### BRIEF
How many lines in the records below contain the word "Server"? Answer with the number alone.

** START **

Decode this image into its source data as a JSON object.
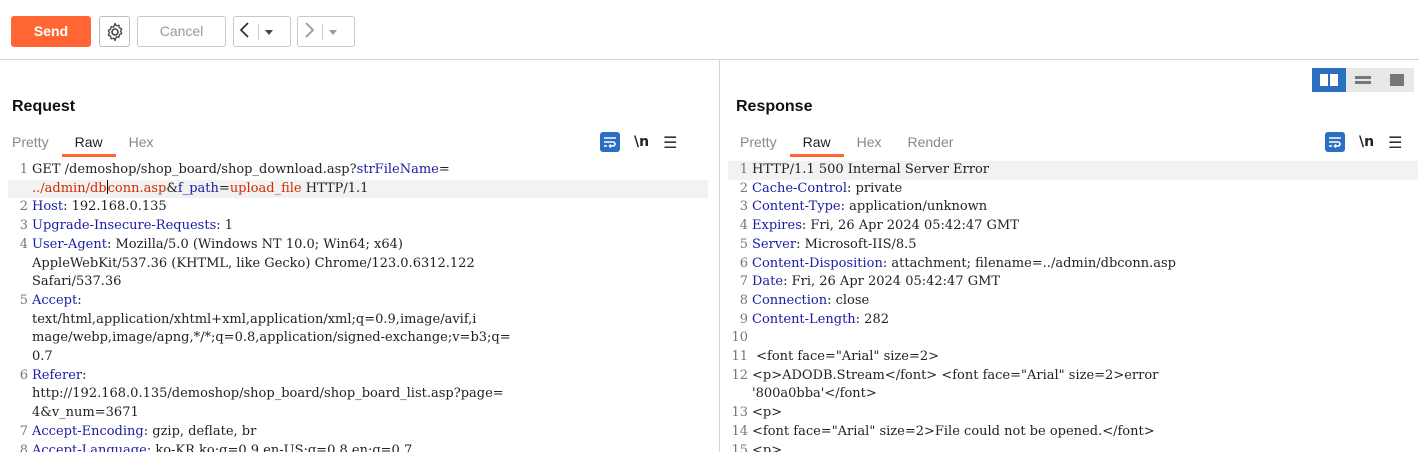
{
  "toolbar": {
    "send_label": "Send",
    "cancel_label": "Cancel",
    "back_arrow": "<",
    "forward_arrow": ">",
    "dropdown_glyph": "▾"
  },
  "request": {
    "title": "Request",
    "tabs": [
      "Pretty",
      "Raw",
      "Hex"
    ],
    "active_tab": "Raw",
    "nl_label": "\\n",
    "lines": [
      {
        "n": "1",
        "parts": [
          [
            "GET /demoshop/shop_board/shop_download.asp?",
            ""
          ],
          [
            "strFileName",
            "k"
          ],
          [
            "=",
            ""
          ]
        ]
      },
      {
        "n": "",
        "parts": [
          [
            "../admin/db",
            "r"
          ],
          [
            "|caret|",
            "c"
          ],
          [
            "conn.asp",
            "r"
          ],
          [
            "&",
            ""
          ],
          [
            "f_path",
            "k"
          ],
          [
            "=",
            ""
          ],
          [
            "upload_file",
            "r"
          ],
          [
            " HTTP/1.1",
            ""
          ]
        ],
        "hl": true
      },
      {
        "n": "2",
        "parts": [
          [
            "Host",
            "k"
          ],
          [
            ": 192.168.0.135",
            ""
          ]
        ]
      },
      {
        "n": "3",
        "parts": [
          [
            "Upgrade-Insecure-Requests",
            "k"
          ],
          [
            ": 1",
            ""
          ]
        ]
      },
      {
        "n": "4",
        "parts": [
          [
            "User-Agent",
            "k"
          ],
          [
            ": Mozilla/5.0 (Windows NT 10.0; Win64; x64)",
            ""
          ]
        ]
      },
      {
        "n": "",
        "parts": [
          [
            "AppleWebKit/537.36 (KHTML, like Gecko) Chrome/123.0.6312.122",
            ""
          ]
        ]
      },
      {
        "n": "",
        "parts": [
          [
            "Safari/537.36",
            ""
          ]
        ]
      },
      {
        "n": "5",
        "parts": [
          [
            "Accept",
            "k"
          ],
          [
            ":",
            ""
          ]
        ]
      },
      {
        "n": "",
        "parts": [
          [
            "text/html,application/xhtml+xml,application/xml;q=0.9,image/avif,i",
            ""
          ]
        ]
      },
      {
        "n": "",
        "parts": [
          [
            "mage/webp,image/apng,*/*;q=0.8,application/signed-exchange;v=b3;q=",
            ""
          ]
        ]
      },
      {
        "n": "",
        "parts": [
          [
            "0.7",
            ""
          ]
        ]
      },
      {
        "n": "6",
        "parts": [
          [
            "Referer",
            "k"
          ],
          [
            ":",
            ""
          ]
        ]
      },
      {
        "n": "",
        "parts": [
          [
            "http://192.168.0.135/demoshop/shop_board/shop_board_list.asp?page=",
            ""
          ]
        ]
      },
      {
        "n": "",
        "parts": [
          [
            "4&v_num=3671",
            ""
          ]
        ]
      },
      {
        "n": "7",
        "parts": [
          [
            "Accept-Encoding",
            "k"
          ],
          [
            ": gzip, deflate, br",
            ""
          ]
        ]
      },
      {
        "n": "8",
        "parts": [
          [
            "Accept-Language",
            "k"
          ],
          [
            ": ko-KR,ko;q=0.9,en-US;q=0.8,en;q=0.7",
            ""
          ]
        ]
      }
    ]
  },
  "response": {
    "title": "Response",
    "tabs": [
      "Pretty",
      "Raw",
      "Hex",
      "Render"
    ],
    "active_tab": "Raw",
    "nl_label": "\\n",
    "lines": [
      {
        "n": "1",
        "parts": [
          [
            "HTTP/1.1 500 Internal Server Error",
            ""
          ]
        ],
        "hl": true
      },
      {
        "n": "2",
        "parts": [
          [
            "Cache-Control",
            "k"
          ],
          [
            ": private",
            ""
          ]
        ]
      },
      {
        "n": "3",
        "parts": [
          [
            "Content-Type",
            "k"
          ],
          [
            ": application/unknown",
            ""
          ]
        ]
      },
      {
        "n": "4",
        "parts": [
          [
            "Expires",
            "k"
          ],
          [
            ": Fri, 26 Apr 2024 05:42:47 GMT",
            ""
          ]
        ]
      },
      {
        "n": "5",
        "parts": [
          [
            "Server",
            "k"
          ],
          [
            ": Microsoft-IIS/8.5",
            ""
          ]
        ]
      },
      {
        "n": "6",
        "parts": [
          [
            "Content-Disposition",
            "k"
          ],
          [
            ": attachment; filename=../admin/dbconn.asp",
            ""
          ]
        ]
      },
      {
        "n": "7",
        "parts": [
          [
            "Date",
            "k"
          ],
          [
            ": Fri, 26 Apr 2024 05:42:47 GMT",
            ""
          ]
        ]
      },
      {
        "n": "8",
        "parts": [
          [
            "Connection",
            "k"
          ],
          [
            ": close",
            ""
          ]
        ]
      },
      {
        "n": "9",
        "parts": [
          [
            "Content-Length",
            "k"
          ],
          [
            ": 282",
            ""
          ]
        ]
      },
      {
        "n": "10",
        "parts": [
          [
            "",
            ""
          ]
        ]
      },
      {
        "n": "11",
        "parts": [
          [
            " <font face=\"Arial\" size=2>",
            ""
          ]
        ]
      },
      {
        "n": "12",
        "parts": [
          [
            "<p>ADODB.Stream</font> <font face=\"Arial\" size=2>error",
            ""
          ]
        ]
      },
      {
        "n": "",
        "parts": [
          [
            "'800a0bba'</font>",
            ""
          ]
        ]
      },
      {
        "n": "13",
        "parts": [
          [
            "<p>",
            ""
          ]
        ]
      },
      {
        "n": "14",
        "parts": [
          [
            "<font face=\"Arial\" size=2>File could not be opened.</font>",
            ""
          ]
        ]
      },
      {
        "n": "15",
        "parts": [
          [
            "<p>",
            ""
          ]
        ]
      }
    ]
  },
  "icons": {
    "settings": "gear-icon",
    "wrap": "word-wrap-icon",
    "menu": "hamburger-menu-icon",
    "layout_side": "layout-side-by-side-icon",
    "layout_stacked": "layout-stacked-icon",
    "layout_single": "layout-single-icon"
  },
  "colors": {
    "accent": "#ff6633",
    "keyword": "#1a1aa6",
    "value_highlight": "#d22c00",
    "toggle_active": "#2b6fc2"
  }
}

** END **

### WORKED ANSWER
2